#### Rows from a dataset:
(begin)
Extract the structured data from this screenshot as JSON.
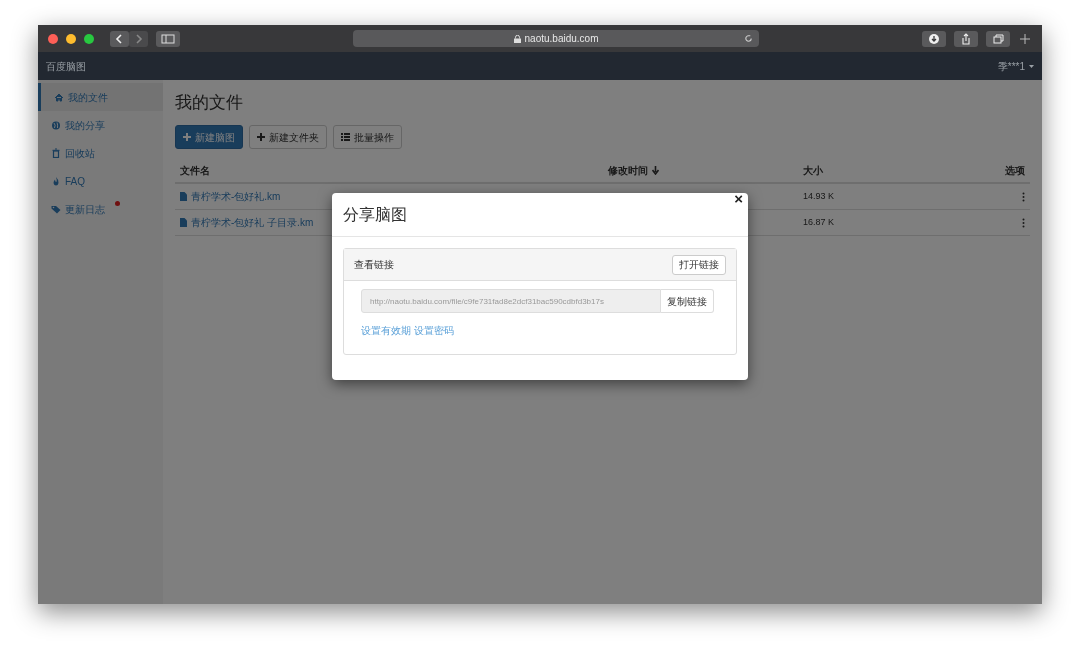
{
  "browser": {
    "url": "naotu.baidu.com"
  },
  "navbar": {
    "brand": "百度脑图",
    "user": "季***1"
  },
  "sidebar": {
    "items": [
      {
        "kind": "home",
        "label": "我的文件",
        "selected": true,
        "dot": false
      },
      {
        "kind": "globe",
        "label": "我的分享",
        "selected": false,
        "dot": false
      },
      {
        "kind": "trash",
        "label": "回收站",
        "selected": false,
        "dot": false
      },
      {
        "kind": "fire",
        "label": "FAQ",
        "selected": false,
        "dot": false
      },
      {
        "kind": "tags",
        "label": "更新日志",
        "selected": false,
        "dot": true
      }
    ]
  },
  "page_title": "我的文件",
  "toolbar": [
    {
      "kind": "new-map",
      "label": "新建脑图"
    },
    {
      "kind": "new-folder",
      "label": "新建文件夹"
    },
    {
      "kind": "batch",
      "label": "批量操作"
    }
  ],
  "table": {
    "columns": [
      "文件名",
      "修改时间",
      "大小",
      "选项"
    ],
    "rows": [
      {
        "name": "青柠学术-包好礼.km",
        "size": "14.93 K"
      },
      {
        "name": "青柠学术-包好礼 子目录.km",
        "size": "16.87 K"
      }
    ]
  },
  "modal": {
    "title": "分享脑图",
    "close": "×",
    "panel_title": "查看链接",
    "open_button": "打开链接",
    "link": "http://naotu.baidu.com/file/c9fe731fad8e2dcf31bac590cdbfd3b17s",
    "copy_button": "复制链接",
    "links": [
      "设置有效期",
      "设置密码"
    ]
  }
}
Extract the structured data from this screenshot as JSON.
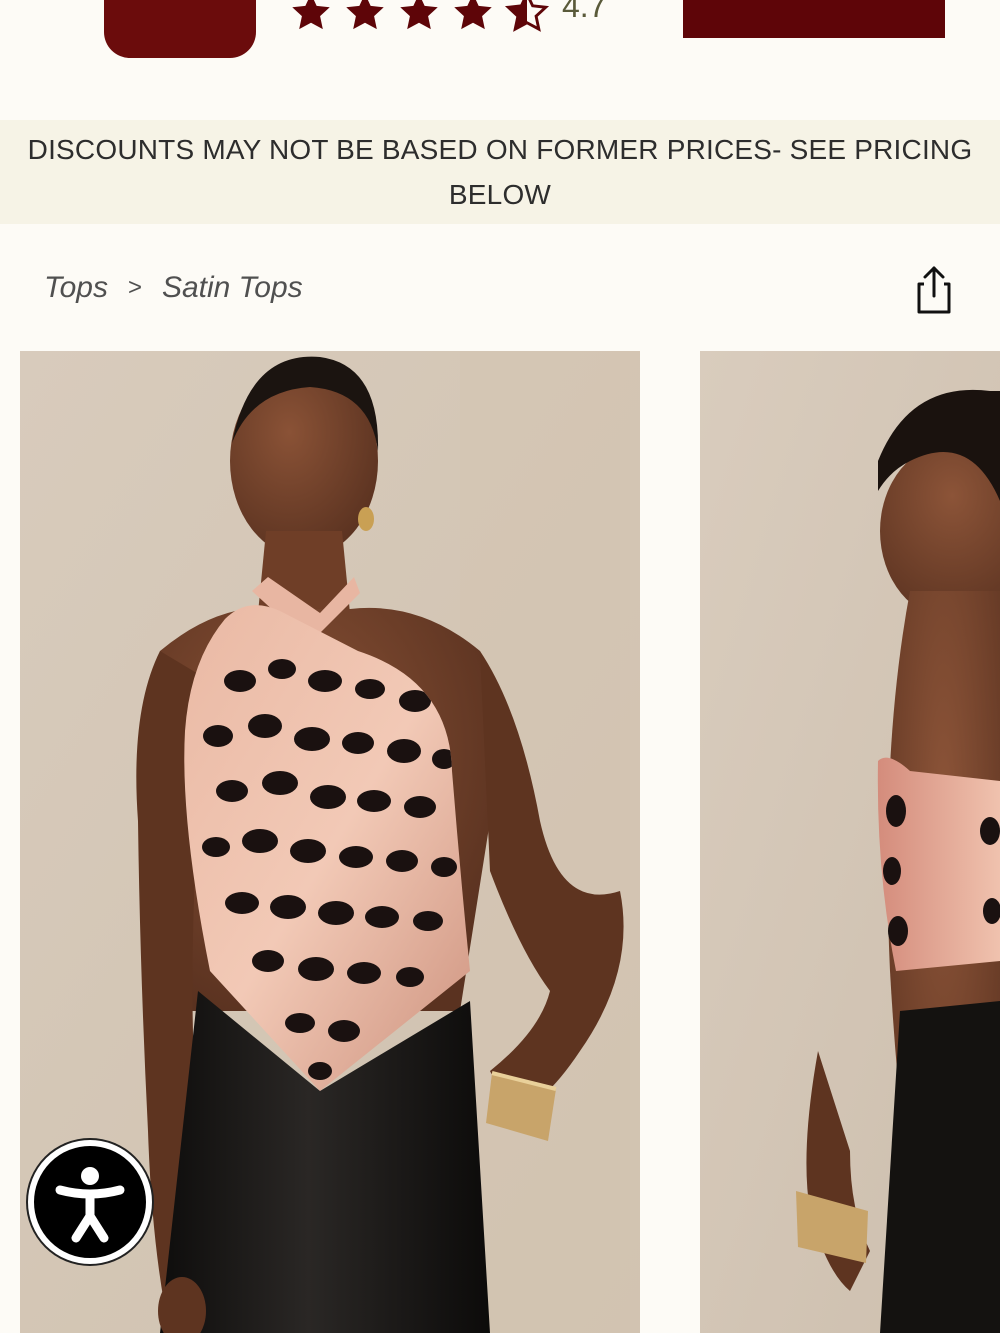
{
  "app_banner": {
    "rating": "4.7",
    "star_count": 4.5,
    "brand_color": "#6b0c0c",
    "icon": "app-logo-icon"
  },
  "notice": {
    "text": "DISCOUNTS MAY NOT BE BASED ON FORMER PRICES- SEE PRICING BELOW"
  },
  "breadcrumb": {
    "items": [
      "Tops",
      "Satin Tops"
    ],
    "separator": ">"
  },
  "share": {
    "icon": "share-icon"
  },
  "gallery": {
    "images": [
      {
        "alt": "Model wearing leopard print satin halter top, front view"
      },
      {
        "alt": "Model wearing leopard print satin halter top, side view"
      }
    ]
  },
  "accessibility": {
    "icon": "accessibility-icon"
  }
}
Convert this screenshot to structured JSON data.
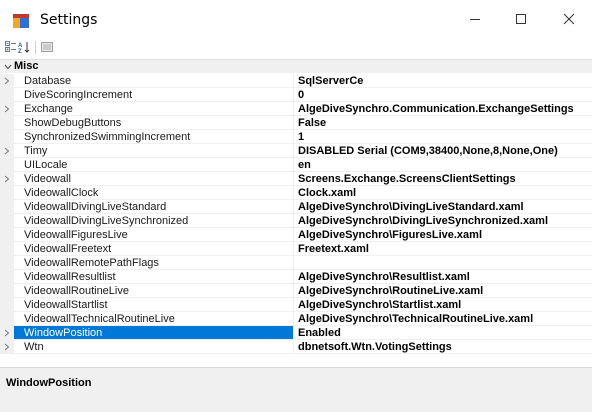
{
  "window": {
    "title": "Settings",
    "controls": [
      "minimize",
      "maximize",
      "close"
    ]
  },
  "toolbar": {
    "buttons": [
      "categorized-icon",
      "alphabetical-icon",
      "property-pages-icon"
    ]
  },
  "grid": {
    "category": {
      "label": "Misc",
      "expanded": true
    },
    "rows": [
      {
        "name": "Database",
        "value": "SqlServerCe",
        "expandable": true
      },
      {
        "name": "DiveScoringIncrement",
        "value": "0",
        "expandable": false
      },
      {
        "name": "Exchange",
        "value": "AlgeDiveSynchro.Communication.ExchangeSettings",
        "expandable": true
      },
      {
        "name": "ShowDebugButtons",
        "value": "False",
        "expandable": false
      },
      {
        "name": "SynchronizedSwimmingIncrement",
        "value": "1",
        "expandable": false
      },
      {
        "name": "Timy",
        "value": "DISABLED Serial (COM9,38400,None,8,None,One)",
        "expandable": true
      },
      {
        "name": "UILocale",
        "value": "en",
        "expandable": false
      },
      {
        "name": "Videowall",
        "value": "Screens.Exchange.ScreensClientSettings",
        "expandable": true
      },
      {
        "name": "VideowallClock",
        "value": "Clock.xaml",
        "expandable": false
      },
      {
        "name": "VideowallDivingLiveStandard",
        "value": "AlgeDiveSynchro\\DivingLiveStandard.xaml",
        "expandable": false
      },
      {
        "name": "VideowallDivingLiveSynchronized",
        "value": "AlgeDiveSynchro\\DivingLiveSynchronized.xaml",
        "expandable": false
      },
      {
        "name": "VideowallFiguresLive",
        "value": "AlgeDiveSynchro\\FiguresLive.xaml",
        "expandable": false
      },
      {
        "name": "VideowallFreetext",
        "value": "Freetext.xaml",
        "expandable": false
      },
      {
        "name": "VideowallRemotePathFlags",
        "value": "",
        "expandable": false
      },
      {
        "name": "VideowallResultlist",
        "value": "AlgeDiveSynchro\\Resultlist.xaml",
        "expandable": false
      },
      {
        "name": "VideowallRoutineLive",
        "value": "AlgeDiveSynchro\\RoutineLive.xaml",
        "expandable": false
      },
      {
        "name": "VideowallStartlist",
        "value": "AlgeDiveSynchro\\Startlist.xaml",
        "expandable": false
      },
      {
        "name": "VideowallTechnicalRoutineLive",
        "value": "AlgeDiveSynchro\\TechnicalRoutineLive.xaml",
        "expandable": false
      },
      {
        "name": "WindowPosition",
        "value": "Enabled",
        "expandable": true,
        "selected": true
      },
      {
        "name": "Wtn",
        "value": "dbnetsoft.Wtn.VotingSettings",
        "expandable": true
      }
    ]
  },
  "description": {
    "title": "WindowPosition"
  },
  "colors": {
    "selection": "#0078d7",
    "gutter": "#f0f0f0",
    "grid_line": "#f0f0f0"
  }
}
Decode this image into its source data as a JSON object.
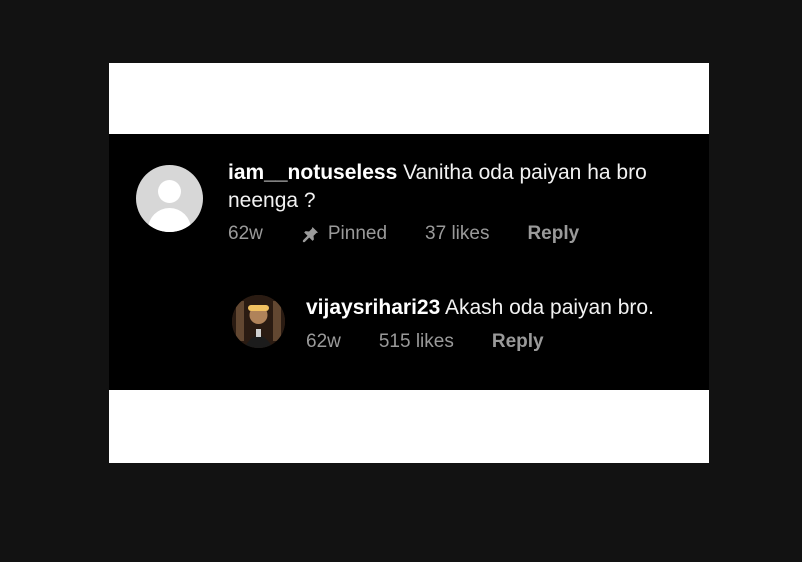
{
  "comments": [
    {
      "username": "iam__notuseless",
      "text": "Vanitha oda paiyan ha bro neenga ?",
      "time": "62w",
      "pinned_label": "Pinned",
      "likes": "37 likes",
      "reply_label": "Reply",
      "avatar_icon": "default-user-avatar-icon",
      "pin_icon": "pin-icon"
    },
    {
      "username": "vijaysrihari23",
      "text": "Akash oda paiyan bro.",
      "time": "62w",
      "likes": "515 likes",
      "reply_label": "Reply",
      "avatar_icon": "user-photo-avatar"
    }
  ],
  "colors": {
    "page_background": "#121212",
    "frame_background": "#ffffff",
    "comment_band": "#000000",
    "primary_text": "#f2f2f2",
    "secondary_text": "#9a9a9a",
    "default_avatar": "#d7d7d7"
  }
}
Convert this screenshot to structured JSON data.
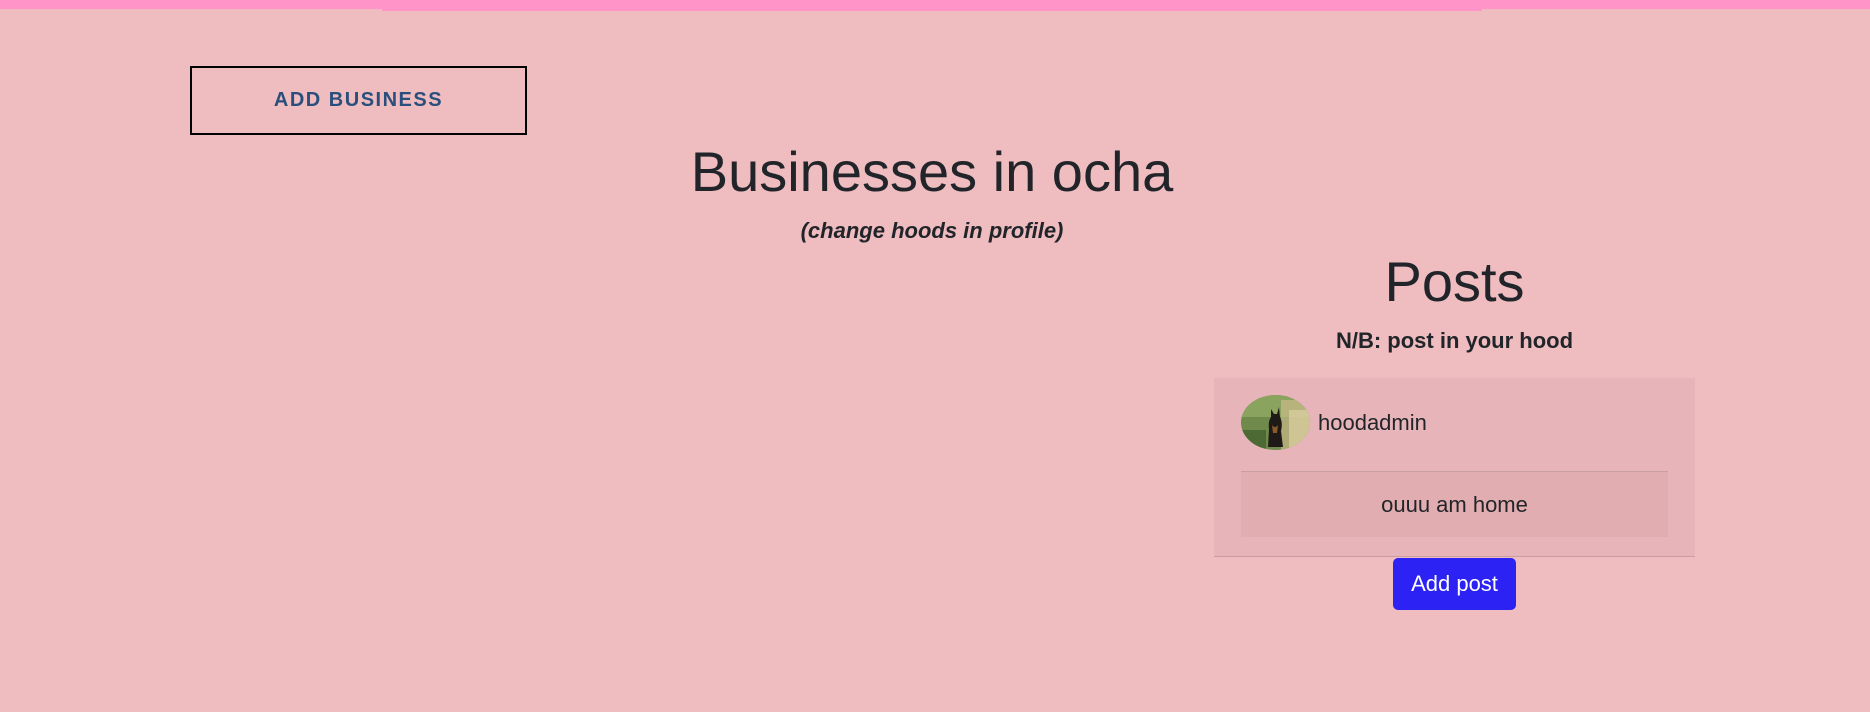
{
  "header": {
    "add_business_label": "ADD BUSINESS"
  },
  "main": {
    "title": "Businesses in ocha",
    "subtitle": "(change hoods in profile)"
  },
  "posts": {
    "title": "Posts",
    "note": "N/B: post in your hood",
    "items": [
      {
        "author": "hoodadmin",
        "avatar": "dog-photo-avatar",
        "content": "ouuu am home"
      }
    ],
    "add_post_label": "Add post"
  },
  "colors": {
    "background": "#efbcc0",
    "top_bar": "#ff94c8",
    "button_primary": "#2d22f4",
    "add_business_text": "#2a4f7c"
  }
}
(end)
#### What you need to do:
In your copy of the listing above, reproduce each line exactly and omit all pictures.

#### Answer to the exercise:
Extract the structured data from this screenshot as JSON.
{
  "browser": {
    "url": "naotu.baidu.com"
  },
  "navbar": {
    "brand": "百度脑图",
    "user": "季***1"
  },
  "sidebar": {
    "items": [
      {
        "kind": "home",
        "label": "我的文件",
        "selected": true,
        "dot": false
      },
      {
        "kind": "globe",
        "label": "我的分享",
        "selected": false,
        "dot": false
      },
      {
        "kind": "trash",
        "label": "回收站",
        "selected": false,
        "dot": false
      },
      {
        "kind": "fire",
        "label": "FAQ",
        "selected": false,
        "dot": false
      },
      {
        "kind": "tags",
        "label": "更新日志",
        "selected": false,
        "dot": true
      }
    ]
  },
  "page_title": "我的文件",
  "toolbar": [
    {
      "kind": "new-map",
      "label": "新建脑图"
    },
    {
      "kind": "new-folder",
      "label": "新建文件夹"
    },
    {
      "kind": "batch",
      "label": "批量操作"
    }
  ],
  "table": {
    "columns": [
      "文件名",
      "修改时间",
      "大小",
      "选项"
    ],
    "rows": [
      {
        "name": "青柠学术-包好礼.km",
        "size": "14.93 K"
      },
      {
        "name": "青柠学术-包好礼 子目录.km",
        "size": "16.87 K"
      }
    ]
  },
  "modal": {
    "title": "分享脑图",
    "close": "×",
    "panel_title": "查看链接",
    "open_button": "打开链接",
    "link": "http://naotu.baidu.com/file/c9fe731fad8e2dcf31bac590cdbfd3b17s",
    "copy_button": "复制链接",
    "links": [
      "设置有效期",
      "设置密码"
    ]
  }
}
Extract the structured data from this screenshot as JSON.
{
  "app_banner": {
    "rating": "4.7",
    "star_count": 4.5,
    "brand_color": "#6b0c0c",
    "icon": "app-logo-icon"
  },
  "notice": {
    "text": "DISCOUNTS MAY NOT BE BASED ON FORMER PRICES- SEE PRICING BELOW"
  },
  "breadcrumb": {
    "items": [
      "Tops",
      "Satin Tops"
    ],
    "separator": ">"
  },
  "share": {
    "icon": "share-icon"
  },
  "gallery": {
    "images": [
      {
        "alt": "Model wearing leopard print satin halter top, front view"
      },
      {
        "alt": "Model wearing leopard print satin halter top, side view"
      }
    ]
  },
  "accessibility": {
    "icon": "accessibility-icon"
  }
}
Convert this screenshot to structured JSON data.
{
  "window": {
    "title": "Settings",
    "controls": [
      "minimize",
      "maximize",
      "close"
    ]
  },
  "toolbar": {
    "buttons": [
      "categorized-icon",
      "alphabetical-icon",
      "property-pages-icon"
    ]
  },
  "grid": {
    "category": {
      "label": "Misc",
      "expanded": true
    },
    "rows": [
      {
        "name": "Database",
        "value": "SqlServerCe",
        "expandable": true
      },
      {
        "name": "DiveScoringIncrement",
        "value": "0",
        "expandable": false
      },
      {
        "name": "Exchange",
        "value": "AlgeDiveSynchro.Communication.ExchangeSettings",
        "expandable": true
      },
      {
        "name": "ShowDebugButtons",
        "value": "False",
        "expandable": false
      },
      {
        "name": "SynchronizedSwimmingIncrement",
        "value": "1",
        "expandable": false
      },
      {
        "name": "Timy",
        "value": "DISABLED Serial (COM9,38400,None,8,None,One)",
        "expandable": true
      },
      {
        "name": "UILocale",
        "value": "en",
        "expandable": false
      },
      {
        "name": "Videowall",
        "value": "Screens.Exchange.ScreensClientSettings",
        "expandable": true
      },
      {
        "name": "VideowallClock",
        "value": "Clock.xaml",
        "expandable": false
      },
      {
        "name": "VideowallDivingLiveStandard",
        "value": "AlgeDiveSynchro\\DivingLiveStandard.xaml",
        "expandable": false
      },
      {
        "name": "VideowallDivingLiveSynchronized",
        "value": "AlgeDiveSynchro\\DivingLiveSynchronized.xaml",
        "expandable": false
      },
      {
        "name": "VideowallFiguresLive",
        "value": "AlgeDiveSynchro\\FiguresLive.xaml",
        "expandable": false
      },
      {
        "name": "VideowallFreetext",
        "value": "Freetext.xaml",
        "expandable": false
      },
      {
        "name": "VideowallRemotePathFlags",
        "value": "",
        "expandable": false
      },
      {
        "name": "VideowallResultlist",
        "value": "AlgeDiveSynchro\\Resultlist.xaml",
        "expandable": false
      },
      {
        "name": "VideowallRoutineLive",
        "value": "AlgeDiveSynchro\\RoutineLive.xaml",
        "expandable": false
      },
      {
        "name": "VideowallStartlist",
        "value": "AlgeDiveSynchro\\Startlist.xaml",
        "expandable": false
      },
      {
        "name": "VideowallTechnicalRoutineLive",
        "value": "AlgeDiveSynchro\\TechnicalRoutineLive.xaml",
        "expandable": false
      },
      {
        "name": "WindowPosition",
        "value": "Enabled",
        "expandable": true,
        "selected": true
      },
      {
        "name": "Wtn",
        "value": "dbnetsoft.Wtn.VotingSettings",
        "expandable": true
      }
    ]
  },
  "description": {
    "title": "WindowPosition"
  },
  "colors": {
    "selection": "#0078d7",
    "gutter": "#f0f0f0",
    "grid_line": "#f0f0f0"
  }
}
Decode this image into its source data as a JSON object.
{
  "comments": [
    {
      "username": "iam__notuseless",
      "text": "Vanitha oda paiyan ha bro neenga ?",
      "time": "62w",
      "pinned_label": "Pinned",
      "likes": "37 likes",
      "reply_label": "Reply",
      "avatar_icon": "default-user-avatar-icon",
      "pin_icon": "pin-icon"
    },
    {
      "username": "vijaysrihari23",
      "text": "Akash oda paiyan bro.",
      "time": "62w",
      "likes": "515 likes",
      "reply_label": "Reply",
      "avatar_icon": "user-photo-avatar"
    }
  ],
  "colors": {
    "page_background": "#121212",
    "frame_background": "#ffffff",
    "comment_band": "#000000",
    "primary_text": "#f2f2f2",
    "secondary_text": "#9a9a9a",
    "default_avatar": "#d7d7d7"
  }
}
Convert this screenshot to structured JSON data.
{
  "header": {
    "add_business_label": "ADD BUSINESS"
  },
  "main": {
    "title": "Businesses in ocha",
    "subtitle": "(change hoods in profile)"
  },
  "posts": {
    "title": "Posts",
    "note": "N/B: post in your hood",
    "items": [
      {
        "author": "hoodadmin",
        "avatar": "dog-photo-avatar",
        "content": "ouuu am home"
      }
    ],
    "add_post_label": "Add post"
  },
  "colors": {
    "background": "#efbcc0",
    "top_bar": "#ff94c8",
    "button_primary": "#2d22f4",
    "add_business_text": "#2a4f7c"
  }
}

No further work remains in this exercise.